Count only the lines of the records that hold "nİşlemleri", then give the number without any other words.

-- start of DATA IN THIS EXERCISE --

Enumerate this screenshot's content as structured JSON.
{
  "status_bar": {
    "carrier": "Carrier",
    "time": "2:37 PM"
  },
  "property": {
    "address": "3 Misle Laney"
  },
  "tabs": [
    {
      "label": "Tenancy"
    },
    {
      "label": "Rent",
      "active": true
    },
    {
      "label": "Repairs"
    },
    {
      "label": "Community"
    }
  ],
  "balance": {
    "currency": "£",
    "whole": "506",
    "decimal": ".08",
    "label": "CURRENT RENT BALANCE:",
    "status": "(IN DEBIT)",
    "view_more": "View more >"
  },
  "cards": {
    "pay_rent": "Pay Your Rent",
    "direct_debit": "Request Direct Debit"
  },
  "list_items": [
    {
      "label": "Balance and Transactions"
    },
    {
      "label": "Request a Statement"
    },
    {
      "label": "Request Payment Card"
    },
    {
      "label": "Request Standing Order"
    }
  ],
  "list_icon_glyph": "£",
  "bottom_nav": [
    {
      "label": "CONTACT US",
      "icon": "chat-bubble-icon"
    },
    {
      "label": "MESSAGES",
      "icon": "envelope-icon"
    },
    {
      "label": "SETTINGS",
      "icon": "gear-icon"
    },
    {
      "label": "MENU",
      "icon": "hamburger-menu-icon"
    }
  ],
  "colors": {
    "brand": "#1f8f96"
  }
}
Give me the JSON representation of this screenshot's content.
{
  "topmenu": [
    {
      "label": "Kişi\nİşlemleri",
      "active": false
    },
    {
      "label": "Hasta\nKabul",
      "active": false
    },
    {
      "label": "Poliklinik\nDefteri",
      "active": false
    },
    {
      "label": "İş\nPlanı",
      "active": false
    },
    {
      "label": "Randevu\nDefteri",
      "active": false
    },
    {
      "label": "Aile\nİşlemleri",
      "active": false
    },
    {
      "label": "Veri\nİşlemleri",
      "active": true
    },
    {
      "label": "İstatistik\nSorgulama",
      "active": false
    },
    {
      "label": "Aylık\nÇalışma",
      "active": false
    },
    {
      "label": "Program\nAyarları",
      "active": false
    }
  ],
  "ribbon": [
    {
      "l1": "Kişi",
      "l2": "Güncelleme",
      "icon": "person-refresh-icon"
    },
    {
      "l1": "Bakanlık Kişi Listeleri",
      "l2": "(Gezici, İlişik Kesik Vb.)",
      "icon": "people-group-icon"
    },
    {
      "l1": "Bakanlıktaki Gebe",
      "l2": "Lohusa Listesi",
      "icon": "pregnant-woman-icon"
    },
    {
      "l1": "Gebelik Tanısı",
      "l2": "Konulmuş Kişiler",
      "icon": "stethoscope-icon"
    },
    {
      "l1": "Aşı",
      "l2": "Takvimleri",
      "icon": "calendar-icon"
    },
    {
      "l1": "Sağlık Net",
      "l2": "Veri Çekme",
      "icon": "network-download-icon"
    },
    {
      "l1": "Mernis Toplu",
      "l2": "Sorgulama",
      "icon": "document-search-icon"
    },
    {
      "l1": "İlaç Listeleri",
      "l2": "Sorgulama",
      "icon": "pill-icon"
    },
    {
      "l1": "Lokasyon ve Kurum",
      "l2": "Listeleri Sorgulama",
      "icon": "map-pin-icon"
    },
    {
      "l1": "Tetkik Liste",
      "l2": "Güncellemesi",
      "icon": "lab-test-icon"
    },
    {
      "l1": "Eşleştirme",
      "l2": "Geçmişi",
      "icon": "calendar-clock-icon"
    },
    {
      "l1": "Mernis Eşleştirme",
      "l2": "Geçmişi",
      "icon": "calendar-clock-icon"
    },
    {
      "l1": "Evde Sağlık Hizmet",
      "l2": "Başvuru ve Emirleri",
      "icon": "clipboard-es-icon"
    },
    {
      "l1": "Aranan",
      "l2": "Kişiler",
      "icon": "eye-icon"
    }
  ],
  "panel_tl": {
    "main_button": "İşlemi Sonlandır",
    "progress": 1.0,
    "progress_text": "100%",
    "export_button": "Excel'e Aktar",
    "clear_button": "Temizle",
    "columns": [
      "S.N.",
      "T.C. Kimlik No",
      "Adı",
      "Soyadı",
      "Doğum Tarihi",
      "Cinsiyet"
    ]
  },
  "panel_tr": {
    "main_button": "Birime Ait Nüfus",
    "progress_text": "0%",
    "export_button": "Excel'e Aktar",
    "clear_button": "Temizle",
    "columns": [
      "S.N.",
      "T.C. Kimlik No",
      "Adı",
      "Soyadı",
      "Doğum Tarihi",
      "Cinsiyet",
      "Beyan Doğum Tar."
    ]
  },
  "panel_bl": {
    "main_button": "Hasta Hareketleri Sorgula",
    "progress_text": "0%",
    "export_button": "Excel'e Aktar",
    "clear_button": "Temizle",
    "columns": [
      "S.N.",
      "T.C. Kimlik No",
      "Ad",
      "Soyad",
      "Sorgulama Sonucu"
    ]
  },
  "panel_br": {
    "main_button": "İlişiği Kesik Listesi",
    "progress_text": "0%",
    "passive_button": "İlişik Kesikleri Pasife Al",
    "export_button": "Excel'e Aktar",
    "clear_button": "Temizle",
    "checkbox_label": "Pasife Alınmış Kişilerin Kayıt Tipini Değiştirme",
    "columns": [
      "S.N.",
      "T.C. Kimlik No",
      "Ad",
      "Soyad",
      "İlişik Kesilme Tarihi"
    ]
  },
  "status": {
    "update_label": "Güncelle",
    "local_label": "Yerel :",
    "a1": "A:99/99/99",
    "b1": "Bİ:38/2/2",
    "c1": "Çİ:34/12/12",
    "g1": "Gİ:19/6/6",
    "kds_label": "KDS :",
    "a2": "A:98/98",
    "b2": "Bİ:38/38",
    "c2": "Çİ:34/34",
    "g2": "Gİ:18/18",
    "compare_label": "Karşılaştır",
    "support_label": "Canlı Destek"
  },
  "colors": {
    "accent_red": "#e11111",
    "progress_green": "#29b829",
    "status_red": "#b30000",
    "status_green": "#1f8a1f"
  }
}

-- end of DATA IN THIS EXERCISE --

- [OUTPUT OF THE EXERCISE]
3